▶ _The problem_: Identify every line containing the word "务总局关于纳税人取得虚开的增值税专用发票处理问题的通知" and reproduce each one.

▶ _Record extracts_:
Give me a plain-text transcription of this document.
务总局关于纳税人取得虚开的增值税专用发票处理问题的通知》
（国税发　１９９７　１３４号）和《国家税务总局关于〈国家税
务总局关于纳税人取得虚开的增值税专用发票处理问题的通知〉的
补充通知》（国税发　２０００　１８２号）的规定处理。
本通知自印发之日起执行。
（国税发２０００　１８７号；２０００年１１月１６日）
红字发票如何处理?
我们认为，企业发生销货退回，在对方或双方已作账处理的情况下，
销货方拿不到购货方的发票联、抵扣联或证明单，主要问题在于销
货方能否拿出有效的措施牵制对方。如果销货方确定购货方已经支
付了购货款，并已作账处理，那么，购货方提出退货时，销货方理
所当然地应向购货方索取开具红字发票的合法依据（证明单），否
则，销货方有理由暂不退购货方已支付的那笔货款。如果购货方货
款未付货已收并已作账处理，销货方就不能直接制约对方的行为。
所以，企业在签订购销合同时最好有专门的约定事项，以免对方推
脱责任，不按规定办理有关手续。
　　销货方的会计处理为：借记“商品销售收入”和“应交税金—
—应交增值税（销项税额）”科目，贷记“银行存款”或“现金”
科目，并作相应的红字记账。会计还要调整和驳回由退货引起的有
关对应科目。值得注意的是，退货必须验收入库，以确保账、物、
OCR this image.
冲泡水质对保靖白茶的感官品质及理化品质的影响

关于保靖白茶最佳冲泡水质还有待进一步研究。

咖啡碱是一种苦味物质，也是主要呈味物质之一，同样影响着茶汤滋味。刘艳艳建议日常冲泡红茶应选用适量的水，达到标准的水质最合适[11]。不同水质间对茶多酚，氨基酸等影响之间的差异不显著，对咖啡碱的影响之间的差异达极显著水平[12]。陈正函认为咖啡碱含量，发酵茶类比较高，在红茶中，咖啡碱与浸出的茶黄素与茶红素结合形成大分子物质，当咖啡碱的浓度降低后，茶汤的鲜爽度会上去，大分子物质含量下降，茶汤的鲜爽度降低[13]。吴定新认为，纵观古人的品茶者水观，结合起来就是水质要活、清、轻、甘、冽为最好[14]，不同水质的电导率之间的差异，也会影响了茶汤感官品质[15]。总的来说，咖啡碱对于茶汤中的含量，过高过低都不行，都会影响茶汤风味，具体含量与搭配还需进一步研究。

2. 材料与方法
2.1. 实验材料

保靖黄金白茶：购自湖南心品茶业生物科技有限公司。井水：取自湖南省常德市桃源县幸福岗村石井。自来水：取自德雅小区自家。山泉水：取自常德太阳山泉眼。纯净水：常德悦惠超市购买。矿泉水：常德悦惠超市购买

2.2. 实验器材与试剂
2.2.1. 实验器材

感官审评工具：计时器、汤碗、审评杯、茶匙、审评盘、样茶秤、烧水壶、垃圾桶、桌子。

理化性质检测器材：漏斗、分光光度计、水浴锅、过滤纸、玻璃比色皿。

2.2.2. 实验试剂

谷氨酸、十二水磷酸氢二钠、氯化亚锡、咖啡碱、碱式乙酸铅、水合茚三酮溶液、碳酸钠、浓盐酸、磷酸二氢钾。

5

▶ _Written solution_:
务总局关于纳税人取得虚开的增值税专用发票处理问题的通知》
务总局关于纳税人取得虚开的增值税专用发票处理问题的通知〉的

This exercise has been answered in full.